● SUPPLIED ENTRIES:
----

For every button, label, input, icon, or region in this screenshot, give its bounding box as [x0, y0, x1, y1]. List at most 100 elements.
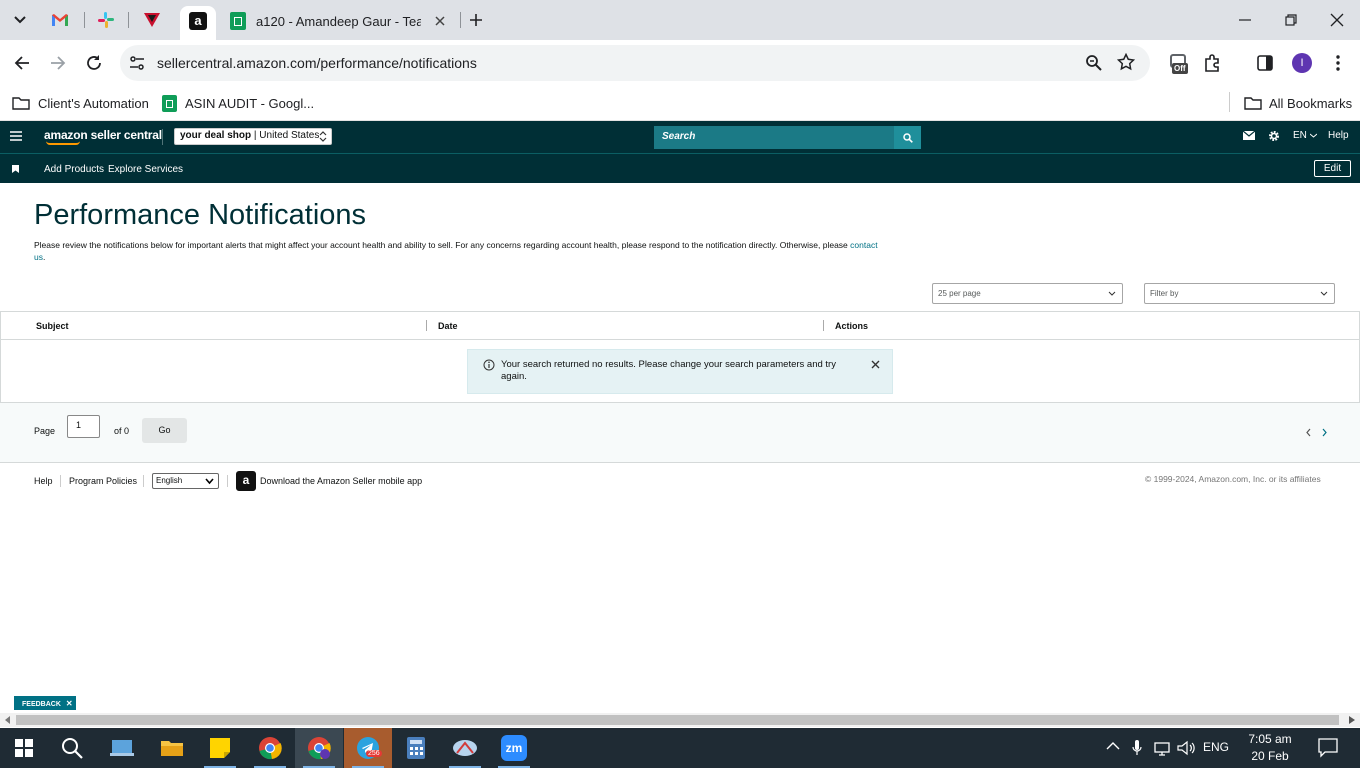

----

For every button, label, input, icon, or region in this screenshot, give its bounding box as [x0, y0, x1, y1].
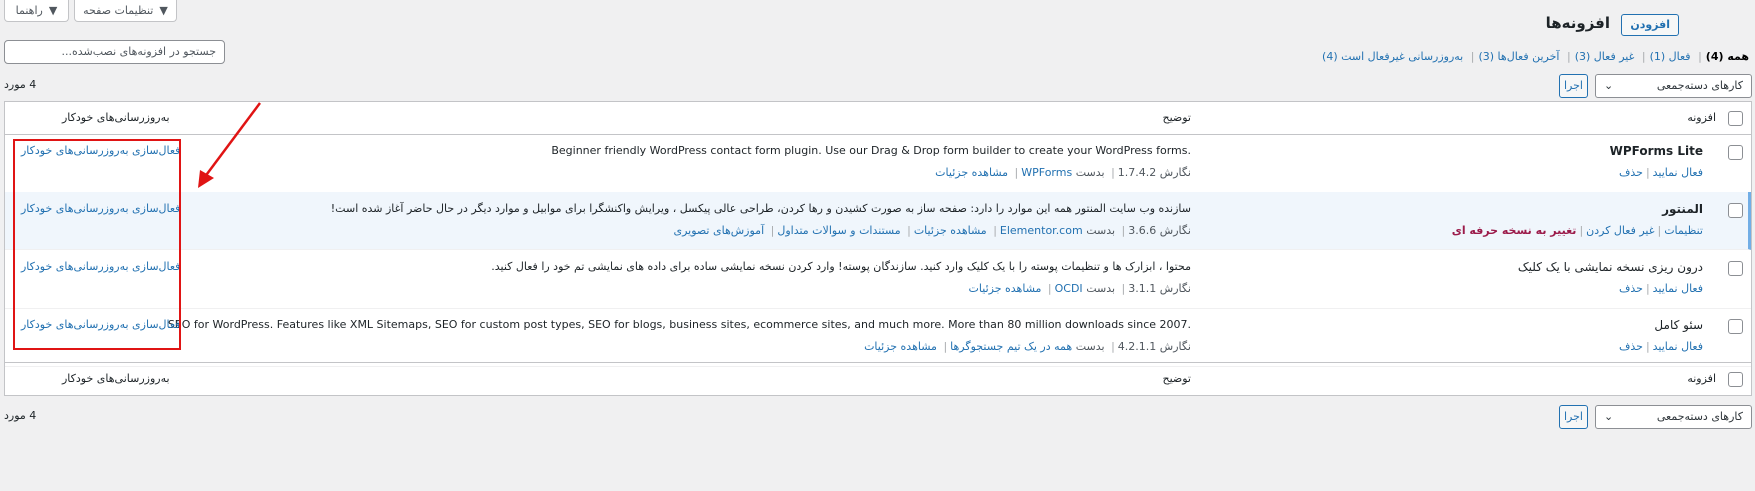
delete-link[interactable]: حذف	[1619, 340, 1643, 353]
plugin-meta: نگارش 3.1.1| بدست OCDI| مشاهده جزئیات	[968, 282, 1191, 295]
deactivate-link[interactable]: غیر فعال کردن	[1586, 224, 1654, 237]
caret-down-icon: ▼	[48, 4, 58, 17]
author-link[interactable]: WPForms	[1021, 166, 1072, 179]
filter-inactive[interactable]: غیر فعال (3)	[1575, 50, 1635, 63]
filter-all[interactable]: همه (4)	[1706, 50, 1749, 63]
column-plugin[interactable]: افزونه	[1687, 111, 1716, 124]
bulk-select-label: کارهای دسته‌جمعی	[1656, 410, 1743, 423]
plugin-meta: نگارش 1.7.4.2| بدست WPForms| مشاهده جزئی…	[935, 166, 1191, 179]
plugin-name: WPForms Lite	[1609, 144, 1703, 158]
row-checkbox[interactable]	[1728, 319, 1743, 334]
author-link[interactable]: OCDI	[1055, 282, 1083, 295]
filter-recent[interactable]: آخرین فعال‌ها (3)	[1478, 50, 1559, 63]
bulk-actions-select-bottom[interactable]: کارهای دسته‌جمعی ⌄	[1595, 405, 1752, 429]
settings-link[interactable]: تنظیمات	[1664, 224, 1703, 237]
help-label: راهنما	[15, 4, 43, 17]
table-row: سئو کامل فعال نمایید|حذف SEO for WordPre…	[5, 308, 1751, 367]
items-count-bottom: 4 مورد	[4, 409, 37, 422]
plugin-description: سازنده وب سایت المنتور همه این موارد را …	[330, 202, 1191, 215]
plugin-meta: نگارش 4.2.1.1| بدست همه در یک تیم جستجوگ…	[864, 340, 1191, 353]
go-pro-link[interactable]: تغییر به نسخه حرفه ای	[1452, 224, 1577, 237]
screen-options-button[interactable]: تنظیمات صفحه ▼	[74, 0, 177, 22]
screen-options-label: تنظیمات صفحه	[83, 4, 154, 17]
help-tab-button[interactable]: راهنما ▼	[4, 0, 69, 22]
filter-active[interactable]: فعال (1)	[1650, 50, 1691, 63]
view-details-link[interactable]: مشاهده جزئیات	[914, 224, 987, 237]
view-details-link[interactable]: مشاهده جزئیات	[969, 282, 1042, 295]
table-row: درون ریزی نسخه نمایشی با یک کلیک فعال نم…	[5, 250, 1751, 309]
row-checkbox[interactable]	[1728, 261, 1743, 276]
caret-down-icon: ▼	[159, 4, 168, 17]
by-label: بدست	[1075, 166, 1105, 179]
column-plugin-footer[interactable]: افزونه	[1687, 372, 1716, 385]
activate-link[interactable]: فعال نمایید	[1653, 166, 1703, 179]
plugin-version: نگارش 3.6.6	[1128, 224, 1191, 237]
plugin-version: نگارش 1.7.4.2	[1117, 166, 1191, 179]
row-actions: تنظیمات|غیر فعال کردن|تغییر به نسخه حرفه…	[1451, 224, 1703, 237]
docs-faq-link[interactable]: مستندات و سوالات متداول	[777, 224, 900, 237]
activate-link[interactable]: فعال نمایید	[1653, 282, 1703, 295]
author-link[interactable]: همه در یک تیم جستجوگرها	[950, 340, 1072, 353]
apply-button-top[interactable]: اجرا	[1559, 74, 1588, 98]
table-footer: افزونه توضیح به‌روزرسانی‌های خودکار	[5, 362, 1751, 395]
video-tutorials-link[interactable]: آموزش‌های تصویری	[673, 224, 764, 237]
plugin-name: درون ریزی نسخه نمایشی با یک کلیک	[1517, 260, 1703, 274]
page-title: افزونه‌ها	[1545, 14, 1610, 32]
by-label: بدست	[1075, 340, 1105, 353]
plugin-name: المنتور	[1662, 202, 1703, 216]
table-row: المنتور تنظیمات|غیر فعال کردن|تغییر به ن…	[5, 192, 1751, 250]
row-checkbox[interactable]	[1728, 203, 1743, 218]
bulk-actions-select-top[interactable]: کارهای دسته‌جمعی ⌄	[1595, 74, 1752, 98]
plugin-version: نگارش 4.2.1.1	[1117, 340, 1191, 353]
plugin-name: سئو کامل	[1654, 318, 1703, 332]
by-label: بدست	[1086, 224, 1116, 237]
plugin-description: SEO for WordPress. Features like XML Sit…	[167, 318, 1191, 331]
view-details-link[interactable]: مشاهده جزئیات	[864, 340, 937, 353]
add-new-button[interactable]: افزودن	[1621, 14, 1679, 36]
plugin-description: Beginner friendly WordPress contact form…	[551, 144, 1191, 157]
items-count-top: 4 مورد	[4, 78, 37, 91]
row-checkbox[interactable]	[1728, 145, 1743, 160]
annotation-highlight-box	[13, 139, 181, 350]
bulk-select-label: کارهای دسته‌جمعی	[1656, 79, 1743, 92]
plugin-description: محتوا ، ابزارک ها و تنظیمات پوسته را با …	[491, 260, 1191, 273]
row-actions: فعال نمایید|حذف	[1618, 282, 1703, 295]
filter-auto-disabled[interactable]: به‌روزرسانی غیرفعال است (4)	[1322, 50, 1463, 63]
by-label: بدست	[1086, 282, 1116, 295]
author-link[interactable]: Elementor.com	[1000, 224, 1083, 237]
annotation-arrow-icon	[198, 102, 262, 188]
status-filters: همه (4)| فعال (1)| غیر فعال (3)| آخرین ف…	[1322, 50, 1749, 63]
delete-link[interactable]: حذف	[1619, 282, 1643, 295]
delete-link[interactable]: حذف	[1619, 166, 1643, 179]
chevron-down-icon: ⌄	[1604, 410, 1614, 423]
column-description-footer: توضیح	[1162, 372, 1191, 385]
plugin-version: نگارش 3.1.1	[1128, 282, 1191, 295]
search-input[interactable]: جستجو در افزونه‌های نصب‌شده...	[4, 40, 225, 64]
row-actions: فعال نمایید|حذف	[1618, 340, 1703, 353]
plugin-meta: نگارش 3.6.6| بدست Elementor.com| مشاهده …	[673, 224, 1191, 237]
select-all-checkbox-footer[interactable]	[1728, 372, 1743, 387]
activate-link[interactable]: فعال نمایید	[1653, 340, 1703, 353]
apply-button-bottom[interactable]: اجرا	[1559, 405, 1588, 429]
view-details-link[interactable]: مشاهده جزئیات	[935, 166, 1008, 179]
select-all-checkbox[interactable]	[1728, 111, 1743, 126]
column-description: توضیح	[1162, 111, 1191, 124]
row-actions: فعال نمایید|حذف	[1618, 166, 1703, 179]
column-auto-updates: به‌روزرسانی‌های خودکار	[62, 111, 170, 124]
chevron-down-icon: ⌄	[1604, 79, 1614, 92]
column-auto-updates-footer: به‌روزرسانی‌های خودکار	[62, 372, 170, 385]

----

● GOAL: Gather every line of the data above that contains the string "جزئیات", treating uppercase and lowercase letters as distinct, and reproduce each such line in full.

● EXERCISE RESPONSE:
plugin-meta: نگارش 3.1.1| بدست OCDI| مشاهده جزئیات	[968, 282, 1191, 295]
view-details-link[interactable]: مشاهده جزئیات	[914, 224, 987, 237]
view-details-link[interactable]: مشاهده جزئیات	[969, 282, 1042, 295]
view-details-link[interactable]: مشاهده جزئیات	[864, 340, 937, 353]
view-details-link[interactable]: مشاهده جزئیات	[935, 166, 1008, 179]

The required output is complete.